# What needs to be done
Check each line for the word "Officials" and give how many have it. Say nothing else.

# Listed entries
________________________

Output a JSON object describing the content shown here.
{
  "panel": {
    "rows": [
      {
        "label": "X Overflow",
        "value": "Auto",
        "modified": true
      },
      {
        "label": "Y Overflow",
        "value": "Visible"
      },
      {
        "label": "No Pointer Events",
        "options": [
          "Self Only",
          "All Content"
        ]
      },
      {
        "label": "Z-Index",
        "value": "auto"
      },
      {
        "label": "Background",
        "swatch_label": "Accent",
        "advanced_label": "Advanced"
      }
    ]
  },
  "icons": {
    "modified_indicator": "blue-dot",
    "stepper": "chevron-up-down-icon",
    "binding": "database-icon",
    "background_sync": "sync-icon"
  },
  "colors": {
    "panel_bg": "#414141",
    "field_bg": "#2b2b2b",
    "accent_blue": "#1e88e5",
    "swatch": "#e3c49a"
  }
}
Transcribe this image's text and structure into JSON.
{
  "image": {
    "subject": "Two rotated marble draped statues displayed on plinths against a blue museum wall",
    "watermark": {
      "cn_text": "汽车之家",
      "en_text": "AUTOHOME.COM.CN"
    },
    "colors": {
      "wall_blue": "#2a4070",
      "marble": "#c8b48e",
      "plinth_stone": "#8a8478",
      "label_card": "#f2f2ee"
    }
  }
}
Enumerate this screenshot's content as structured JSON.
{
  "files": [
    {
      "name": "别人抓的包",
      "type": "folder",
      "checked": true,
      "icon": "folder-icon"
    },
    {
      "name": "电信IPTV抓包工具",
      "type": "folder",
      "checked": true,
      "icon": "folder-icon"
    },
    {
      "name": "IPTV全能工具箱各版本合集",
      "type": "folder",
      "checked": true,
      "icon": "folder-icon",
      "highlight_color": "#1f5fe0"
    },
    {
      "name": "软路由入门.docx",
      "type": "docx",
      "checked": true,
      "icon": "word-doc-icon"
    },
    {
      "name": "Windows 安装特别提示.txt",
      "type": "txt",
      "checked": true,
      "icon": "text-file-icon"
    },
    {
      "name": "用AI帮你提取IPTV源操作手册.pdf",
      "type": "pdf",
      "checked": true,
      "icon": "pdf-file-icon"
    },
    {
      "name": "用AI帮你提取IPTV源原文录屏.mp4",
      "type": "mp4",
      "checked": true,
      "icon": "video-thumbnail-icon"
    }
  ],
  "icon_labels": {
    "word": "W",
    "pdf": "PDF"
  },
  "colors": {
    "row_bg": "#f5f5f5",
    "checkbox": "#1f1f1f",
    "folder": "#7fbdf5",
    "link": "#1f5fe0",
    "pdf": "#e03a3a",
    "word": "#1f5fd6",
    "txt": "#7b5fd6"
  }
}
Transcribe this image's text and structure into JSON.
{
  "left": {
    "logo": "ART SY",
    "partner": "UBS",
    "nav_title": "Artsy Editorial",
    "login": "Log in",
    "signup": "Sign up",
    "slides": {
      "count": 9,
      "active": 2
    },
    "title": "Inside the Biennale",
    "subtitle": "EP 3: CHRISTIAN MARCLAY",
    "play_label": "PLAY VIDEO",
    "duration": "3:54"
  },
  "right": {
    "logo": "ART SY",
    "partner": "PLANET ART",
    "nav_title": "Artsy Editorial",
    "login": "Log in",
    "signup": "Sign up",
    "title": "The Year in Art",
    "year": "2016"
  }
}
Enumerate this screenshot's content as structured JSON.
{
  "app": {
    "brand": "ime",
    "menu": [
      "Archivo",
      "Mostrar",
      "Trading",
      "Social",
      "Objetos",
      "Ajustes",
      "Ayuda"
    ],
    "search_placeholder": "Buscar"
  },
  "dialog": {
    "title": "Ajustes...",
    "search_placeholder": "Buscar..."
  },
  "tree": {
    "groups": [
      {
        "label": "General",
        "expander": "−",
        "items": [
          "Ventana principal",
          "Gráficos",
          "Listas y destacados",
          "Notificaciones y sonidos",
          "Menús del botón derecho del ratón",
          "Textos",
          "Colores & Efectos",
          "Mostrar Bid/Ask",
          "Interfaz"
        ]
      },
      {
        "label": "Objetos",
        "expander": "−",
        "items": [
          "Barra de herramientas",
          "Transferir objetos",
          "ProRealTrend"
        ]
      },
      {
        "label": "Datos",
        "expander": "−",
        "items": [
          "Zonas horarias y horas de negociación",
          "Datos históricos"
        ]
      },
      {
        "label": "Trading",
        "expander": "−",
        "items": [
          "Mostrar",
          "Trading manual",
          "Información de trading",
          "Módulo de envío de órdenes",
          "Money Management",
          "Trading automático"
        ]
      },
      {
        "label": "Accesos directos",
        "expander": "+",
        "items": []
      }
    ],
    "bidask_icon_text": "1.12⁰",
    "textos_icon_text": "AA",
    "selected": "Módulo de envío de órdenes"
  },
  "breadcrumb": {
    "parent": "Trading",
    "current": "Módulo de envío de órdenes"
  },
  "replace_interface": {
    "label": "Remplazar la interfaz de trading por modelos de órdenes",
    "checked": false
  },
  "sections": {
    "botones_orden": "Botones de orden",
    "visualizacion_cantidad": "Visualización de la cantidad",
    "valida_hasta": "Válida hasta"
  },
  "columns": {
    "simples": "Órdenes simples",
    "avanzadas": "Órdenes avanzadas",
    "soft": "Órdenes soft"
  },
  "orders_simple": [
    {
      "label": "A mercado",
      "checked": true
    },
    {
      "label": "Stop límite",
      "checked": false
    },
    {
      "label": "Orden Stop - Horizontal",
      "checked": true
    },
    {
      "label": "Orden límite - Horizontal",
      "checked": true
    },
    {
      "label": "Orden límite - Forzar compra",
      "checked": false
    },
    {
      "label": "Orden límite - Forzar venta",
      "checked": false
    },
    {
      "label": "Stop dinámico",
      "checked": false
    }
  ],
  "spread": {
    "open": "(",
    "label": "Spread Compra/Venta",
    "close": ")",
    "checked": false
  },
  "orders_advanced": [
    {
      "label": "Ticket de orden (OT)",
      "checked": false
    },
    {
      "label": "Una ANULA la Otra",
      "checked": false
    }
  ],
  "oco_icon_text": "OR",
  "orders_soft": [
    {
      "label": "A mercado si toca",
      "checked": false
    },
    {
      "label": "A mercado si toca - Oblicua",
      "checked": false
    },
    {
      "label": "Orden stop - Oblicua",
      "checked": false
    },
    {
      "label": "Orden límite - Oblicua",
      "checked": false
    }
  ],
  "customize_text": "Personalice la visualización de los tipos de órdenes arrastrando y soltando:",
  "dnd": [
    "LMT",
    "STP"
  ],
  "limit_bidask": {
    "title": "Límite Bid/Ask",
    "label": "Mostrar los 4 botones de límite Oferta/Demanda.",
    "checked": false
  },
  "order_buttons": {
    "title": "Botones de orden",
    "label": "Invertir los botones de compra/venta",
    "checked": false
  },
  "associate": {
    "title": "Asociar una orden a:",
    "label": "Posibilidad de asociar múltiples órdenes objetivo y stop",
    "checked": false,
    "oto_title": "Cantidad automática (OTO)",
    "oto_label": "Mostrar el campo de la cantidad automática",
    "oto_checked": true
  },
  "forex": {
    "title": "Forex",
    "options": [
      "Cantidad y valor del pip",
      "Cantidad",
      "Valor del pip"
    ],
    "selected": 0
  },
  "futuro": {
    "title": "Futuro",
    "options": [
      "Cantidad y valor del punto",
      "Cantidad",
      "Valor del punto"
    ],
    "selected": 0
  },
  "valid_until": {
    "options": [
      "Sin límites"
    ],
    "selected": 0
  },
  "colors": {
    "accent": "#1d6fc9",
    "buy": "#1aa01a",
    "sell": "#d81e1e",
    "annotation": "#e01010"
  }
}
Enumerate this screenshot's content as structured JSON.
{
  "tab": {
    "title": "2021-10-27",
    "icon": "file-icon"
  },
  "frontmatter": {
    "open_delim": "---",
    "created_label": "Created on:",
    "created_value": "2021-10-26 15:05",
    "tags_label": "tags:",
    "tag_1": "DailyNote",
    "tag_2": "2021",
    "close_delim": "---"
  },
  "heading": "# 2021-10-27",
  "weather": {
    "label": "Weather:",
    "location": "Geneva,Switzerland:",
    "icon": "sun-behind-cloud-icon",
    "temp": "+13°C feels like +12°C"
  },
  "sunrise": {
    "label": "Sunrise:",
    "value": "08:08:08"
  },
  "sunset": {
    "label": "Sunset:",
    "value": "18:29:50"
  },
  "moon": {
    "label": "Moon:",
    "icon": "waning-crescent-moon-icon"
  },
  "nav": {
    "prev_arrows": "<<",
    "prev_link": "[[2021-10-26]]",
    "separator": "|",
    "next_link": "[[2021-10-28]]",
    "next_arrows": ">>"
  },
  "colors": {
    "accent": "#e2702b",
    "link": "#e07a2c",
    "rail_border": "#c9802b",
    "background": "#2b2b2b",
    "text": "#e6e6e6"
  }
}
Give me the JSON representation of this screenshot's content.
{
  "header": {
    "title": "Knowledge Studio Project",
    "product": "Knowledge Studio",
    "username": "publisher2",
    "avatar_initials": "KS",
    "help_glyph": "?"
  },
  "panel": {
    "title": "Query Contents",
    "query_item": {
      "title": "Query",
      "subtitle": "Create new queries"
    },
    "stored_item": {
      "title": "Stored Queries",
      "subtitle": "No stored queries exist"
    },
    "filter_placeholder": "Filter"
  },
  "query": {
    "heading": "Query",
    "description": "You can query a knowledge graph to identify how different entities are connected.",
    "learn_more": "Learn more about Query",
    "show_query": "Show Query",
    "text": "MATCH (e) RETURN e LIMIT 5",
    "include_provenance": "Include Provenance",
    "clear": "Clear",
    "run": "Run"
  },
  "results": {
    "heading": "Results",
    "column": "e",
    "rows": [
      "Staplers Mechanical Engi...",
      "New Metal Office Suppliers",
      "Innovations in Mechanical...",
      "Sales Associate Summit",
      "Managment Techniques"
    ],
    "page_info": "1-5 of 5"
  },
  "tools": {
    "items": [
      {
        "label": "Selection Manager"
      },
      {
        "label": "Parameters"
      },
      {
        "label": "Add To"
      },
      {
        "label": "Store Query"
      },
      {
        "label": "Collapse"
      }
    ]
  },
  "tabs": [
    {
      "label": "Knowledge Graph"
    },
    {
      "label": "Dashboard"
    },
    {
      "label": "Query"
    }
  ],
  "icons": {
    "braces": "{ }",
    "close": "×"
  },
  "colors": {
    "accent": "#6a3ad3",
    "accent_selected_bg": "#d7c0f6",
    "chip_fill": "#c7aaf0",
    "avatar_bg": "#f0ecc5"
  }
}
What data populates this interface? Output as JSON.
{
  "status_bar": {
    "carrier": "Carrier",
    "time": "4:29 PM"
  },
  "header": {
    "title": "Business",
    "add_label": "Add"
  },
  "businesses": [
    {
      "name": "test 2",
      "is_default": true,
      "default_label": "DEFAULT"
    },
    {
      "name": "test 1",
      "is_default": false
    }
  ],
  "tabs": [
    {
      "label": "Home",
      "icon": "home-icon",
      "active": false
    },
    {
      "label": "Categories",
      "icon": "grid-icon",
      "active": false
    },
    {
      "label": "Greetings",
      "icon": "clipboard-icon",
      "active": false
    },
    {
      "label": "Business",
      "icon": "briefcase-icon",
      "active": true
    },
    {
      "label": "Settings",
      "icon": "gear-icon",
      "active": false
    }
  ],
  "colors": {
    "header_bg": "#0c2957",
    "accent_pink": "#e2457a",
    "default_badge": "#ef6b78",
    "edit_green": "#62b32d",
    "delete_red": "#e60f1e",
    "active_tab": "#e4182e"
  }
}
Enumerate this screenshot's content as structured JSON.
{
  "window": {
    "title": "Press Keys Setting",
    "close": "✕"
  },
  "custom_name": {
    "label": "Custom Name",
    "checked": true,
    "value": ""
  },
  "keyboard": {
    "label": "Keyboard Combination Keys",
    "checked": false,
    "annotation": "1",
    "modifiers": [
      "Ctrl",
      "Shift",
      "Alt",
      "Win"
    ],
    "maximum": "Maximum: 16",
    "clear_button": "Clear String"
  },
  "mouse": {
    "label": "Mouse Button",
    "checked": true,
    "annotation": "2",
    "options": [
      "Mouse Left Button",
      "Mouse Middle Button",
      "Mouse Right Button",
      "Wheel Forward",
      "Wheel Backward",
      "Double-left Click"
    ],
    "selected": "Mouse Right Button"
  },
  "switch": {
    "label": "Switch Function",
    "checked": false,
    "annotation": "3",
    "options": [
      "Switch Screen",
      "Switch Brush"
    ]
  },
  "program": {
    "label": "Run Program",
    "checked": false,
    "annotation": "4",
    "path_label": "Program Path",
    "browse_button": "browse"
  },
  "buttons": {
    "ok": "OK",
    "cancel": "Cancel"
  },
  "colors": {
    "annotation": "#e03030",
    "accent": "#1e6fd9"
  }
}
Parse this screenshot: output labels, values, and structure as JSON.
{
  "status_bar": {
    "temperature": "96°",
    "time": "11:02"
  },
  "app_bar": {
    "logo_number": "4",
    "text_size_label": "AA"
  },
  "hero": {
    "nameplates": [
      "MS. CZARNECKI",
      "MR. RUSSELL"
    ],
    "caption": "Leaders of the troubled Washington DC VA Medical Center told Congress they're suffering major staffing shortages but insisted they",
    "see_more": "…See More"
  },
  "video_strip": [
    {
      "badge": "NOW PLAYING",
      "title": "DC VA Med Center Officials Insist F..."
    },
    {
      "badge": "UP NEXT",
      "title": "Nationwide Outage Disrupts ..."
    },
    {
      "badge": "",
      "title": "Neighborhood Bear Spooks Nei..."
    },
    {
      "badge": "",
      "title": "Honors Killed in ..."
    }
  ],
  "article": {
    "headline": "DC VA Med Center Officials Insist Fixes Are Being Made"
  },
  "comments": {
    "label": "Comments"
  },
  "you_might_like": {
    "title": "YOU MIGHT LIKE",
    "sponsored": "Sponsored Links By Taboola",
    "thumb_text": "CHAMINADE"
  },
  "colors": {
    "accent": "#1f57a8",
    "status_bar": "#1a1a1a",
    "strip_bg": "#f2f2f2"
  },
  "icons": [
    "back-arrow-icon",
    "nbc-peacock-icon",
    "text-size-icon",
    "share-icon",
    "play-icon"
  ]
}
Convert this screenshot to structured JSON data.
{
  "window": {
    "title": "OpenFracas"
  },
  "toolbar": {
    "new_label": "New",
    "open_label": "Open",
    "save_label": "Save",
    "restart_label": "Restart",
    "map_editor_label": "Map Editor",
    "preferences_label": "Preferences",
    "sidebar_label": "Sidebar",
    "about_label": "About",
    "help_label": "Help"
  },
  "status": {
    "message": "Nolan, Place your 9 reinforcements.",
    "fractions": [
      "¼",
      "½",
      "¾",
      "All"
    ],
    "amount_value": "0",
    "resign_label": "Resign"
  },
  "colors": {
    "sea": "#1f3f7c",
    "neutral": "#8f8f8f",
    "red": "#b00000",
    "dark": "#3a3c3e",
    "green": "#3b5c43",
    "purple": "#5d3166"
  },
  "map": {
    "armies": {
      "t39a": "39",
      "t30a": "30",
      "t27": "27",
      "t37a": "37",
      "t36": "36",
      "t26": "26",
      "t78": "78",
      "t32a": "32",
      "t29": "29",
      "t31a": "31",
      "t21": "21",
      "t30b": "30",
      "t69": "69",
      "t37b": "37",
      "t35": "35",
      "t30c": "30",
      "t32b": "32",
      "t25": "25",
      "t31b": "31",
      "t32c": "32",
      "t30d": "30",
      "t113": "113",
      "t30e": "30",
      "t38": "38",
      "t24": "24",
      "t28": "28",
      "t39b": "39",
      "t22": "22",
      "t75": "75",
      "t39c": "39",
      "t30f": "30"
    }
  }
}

________________________

# Reply
2